Data extracted from a collection:
**********

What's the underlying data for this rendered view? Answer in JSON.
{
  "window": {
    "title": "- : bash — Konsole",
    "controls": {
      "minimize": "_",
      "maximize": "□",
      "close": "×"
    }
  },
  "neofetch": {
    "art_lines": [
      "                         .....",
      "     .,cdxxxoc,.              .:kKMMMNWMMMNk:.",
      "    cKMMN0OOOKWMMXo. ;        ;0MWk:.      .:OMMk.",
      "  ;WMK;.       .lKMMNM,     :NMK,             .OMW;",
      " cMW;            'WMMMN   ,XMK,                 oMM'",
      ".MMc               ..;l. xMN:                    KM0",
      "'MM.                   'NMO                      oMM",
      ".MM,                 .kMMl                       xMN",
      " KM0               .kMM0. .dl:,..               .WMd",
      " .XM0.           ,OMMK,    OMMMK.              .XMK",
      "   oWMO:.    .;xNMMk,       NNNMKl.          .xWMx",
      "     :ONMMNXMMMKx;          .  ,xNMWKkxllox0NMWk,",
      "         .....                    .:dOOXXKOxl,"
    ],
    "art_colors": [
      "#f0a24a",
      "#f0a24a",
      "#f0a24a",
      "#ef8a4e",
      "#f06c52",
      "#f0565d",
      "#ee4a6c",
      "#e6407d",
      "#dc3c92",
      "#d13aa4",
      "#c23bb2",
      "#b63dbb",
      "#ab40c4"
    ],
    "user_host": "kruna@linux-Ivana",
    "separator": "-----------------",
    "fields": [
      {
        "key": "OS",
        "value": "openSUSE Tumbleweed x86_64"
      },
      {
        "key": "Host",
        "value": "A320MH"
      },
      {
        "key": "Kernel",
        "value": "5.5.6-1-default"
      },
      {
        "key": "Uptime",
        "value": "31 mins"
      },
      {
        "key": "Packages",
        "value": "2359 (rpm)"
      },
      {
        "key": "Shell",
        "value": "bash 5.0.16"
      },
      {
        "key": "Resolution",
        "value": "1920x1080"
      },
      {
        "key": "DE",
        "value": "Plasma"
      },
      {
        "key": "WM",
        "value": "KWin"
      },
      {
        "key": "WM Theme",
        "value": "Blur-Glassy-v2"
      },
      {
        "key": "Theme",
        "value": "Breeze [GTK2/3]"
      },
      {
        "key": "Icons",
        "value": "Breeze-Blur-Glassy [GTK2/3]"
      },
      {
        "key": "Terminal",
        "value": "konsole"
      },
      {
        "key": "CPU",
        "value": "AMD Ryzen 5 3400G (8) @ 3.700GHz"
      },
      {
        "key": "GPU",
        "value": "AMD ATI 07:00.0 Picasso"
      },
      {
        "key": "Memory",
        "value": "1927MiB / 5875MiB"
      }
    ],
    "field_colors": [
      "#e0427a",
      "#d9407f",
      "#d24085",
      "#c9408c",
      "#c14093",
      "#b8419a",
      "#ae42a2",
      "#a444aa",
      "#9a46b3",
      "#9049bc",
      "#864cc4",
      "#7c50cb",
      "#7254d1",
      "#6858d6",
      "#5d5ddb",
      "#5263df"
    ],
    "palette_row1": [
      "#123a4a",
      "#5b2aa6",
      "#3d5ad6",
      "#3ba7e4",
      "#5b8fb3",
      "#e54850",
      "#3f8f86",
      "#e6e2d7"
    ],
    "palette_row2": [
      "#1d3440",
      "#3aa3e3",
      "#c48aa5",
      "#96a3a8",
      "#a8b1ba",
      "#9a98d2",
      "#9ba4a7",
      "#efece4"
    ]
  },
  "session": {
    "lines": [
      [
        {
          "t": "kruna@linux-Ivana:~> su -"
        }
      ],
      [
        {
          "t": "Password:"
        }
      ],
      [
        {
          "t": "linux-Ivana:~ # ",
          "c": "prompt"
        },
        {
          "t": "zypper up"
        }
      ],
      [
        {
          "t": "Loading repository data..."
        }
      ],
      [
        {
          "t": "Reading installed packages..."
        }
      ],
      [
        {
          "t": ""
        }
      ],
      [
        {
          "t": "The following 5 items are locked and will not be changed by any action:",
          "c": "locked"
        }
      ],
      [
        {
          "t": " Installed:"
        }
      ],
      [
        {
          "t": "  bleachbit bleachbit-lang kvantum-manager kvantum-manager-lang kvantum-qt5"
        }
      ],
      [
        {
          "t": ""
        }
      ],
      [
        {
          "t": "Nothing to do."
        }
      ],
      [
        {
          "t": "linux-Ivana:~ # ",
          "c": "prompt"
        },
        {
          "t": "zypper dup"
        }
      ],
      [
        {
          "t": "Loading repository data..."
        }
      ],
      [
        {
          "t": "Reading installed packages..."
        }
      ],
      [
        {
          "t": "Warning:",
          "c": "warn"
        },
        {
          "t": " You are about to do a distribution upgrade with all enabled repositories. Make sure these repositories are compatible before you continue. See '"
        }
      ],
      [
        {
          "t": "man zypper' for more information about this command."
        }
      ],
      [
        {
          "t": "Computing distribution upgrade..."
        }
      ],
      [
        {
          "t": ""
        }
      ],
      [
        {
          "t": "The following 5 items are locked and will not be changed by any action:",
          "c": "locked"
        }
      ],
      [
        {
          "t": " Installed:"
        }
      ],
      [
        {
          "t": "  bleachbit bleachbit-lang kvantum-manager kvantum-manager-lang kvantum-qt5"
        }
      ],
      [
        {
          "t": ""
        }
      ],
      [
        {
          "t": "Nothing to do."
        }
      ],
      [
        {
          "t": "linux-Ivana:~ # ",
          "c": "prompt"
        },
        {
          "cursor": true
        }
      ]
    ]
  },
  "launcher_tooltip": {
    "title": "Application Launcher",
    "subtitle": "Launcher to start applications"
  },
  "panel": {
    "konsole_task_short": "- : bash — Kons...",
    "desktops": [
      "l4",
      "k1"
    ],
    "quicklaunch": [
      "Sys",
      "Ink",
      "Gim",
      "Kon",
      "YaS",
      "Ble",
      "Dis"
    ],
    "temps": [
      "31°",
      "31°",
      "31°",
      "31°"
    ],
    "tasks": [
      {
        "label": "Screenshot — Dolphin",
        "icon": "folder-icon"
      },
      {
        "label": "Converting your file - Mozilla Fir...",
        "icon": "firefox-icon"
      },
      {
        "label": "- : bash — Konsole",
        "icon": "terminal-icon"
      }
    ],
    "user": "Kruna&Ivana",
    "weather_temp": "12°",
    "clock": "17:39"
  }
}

**********

### WHAT YOU SHOULD DO
State only the number of lines in these entries that contain "upgrade".

### SOLVED PROBLEM
2